● **Challenge**:
Send each entry back exactly as given, pictures excluded.

[START Working data]

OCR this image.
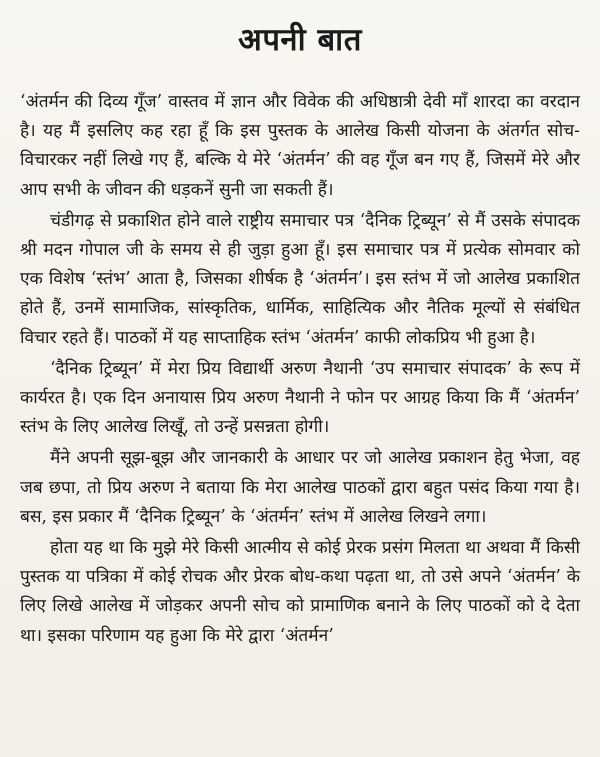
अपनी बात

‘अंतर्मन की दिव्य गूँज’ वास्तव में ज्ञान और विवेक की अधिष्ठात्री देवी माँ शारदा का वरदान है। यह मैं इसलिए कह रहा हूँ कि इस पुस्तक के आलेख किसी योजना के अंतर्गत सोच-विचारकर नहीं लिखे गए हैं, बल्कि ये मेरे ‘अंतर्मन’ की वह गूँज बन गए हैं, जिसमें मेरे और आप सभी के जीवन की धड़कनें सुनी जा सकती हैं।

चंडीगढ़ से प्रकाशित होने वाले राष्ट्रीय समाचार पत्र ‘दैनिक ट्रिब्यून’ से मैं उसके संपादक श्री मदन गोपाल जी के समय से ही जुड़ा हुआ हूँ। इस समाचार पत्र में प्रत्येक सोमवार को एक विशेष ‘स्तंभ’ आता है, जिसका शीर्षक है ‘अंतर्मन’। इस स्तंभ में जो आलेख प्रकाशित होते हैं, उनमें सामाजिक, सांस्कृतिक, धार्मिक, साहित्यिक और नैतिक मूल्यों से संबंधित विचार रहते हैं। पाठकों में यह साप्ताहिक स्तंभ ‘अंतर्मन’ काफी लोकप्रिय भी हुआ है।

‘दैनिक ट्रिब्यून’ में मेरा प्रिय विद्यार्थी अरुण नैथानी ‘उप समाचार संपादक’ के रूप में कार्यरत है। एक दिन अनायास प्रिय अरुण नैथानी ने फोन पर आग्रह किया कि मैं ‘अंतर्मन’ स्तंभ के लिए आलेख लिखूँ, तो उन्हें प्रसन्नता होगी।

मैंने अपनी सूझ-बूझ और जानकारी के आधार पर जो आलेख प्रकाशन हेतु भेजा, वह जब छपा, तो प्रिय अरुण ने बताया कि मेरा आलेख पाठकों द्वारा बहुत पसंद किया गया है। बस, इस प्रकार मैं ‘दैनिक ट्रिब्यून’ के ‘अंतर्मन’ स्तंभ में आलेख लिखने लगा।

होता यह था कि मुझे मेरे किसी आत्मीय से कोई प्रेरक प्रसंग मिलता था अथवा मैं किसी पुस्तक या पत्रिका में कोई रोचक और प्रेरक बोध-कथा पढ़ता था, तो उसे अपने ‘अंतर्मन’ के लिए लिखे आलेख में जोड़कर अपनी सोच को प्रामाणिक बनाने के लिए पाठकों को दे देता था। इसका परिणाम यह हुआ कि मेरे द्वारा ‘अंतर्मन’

[END Working data]

● **Output for this task**:
OCR this image.
अपनी बात

‘अंतर्मन की दिव्य गूँज’ वास्तव में ज्ञान और विवेक की अधिष्ठात्री देवी माँ शारदा का वरदान है। यह मैं इसलिए कह रहा हूँ कि इस पुस्तक के आलेख किसी योजना के अंतर्गत सोच-विचारकर नहीं लिखे गए हैं, बल्कि ये मेरे ‘अंतर्मन’ की वह गूँज बन गए हैं, जिसमें मेरे और आप सभी के जीवन की धड़कनें सुनी जा सकती हैं।

चंडीगढ़ से प्रकाशित होने वाले राष्ट्रीय समाचार पत्र ‘दैनिक ट्रिब्यून’ से मैं उसके संपादक श्री मदन गोपाल जी के समय से ही जुड़ा हुआ हूँ। इस समाचार पत्र में प्रत्येक सोमवार को एक विशेष ‘स्तंभ’ आता है, जिसका शीर्षक है ‘अंतर्मन’। इस स्तंभ में जो आलेख प्रकाशित होते हैं, उनमें सामाजिक, सांस्कृतिक, धार्मिक, साहित्यिक और नैतिक मूल्यों से संबंधित विचार रहते हैं। पाठकों में यह साप्ताहिक स्तंभ ‘अंतर्मन’ काफी लोकप्रिय भी हुआ है।

‘दैनिक ट्रिब्यून’ में मेरा प्रिय विद्यार्थी अरुण नैथानी ‘उप समाचार संपादक’ के रूप में कार्यरत है। एक दिन अनायास प्रिय अरुण नैथानी ने फोन पर आग्रह किया कि मैं ‘अंतर्मन’ स्तंभ के लिए आलेख लिखूँ, तो उन्हें प्रसन्नता होगी।

मैंने अपनी सूझ-बूझ और जानकारी के आधार पर जो आलेख प्रकाशन हेतु भेजा, वह जब छपा, तो प्रिय अरुण ने बताया कि मेरा आलेख पाठकों द्वारा बहुत पसंद किया गया है। बस, इस प्रकार मैं ‘दैनिक ट्रिब्यून’ के ‘अंतर्मन’ स्तंभ में आलेख लिखने लगा।

होता यह था कि मुझे मेरे किसी आत्मीय से कोई प्रेरक प्रसंग मिलता था अथवा मैं किसी पुस्तक या पत्रिका में कोई रोचक और प्रेरक बोध-कथा पढ़ता था, तो उसे अपने ‘अंतर्मन’ के लिए लिखे आलेख में जोड़कर अपनी सोच को प्रामाणिक बनाने के लिए पाठकों को दे देता था। इसका परिणाम यह हुआ कि मेरे द्वारा ‘अंतर्मन’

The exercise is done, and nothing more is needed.